-- START Dataset extract --

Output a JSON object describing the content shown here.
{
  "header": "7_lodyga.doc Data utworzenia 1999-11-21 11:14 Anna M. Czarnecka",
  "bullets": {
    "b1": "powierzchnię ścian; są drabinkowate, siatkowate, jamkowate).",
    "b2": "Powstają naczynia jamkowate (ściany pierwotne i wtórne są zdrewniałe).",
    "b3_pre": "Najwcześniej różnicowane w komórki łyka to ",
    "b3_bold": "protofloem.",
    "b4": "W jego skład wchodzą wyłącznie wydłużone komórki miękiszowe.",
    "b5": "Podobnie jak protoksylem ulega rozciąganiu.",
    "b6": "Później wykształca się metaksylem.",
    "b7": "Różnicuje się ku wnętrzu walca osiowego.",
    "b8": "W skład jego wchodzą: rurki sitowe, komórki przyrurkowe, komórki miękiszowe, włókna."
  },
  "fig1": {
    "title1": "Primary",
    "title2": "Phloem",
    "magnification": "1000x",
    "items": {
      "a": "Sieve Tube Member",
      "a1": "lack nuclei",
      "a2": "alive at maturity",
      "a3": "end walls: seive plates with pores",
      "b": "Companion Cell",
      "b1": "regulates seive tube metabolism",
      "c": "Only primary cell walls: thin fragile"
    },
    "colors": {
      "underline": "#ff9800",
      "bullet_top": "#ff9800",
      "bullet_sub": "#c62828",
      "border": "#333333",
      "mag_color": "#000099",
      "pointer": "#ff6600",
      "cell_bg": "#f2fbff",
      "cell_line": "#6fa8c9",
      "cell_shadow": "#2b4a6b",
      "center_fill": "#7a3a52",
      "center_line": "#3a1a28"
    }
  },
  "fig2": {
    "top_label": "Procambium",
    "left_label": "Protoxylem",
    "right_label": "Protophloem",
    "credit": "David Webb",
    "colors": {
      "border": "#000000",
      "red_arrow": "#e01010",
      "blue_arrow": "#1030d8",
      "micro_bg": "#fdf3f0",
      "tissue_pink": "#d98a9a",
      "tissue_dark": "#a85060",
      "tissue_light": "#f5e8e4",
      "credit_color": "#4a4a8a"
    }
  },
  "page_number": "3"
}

-- END Dataset extract --

> **Exercise brief**:
Which lines contain "wchodzą"? Copy each of them out.

> **Exercise solution**:
    "b4": "W jego skład wchodzą wyłącznie wydłużone komórki miękiszowe.",
    "b8": "W skład jego wchodzą: rurki sitowe, komórki przyrurkowe, komórki miękiszowe, włókna."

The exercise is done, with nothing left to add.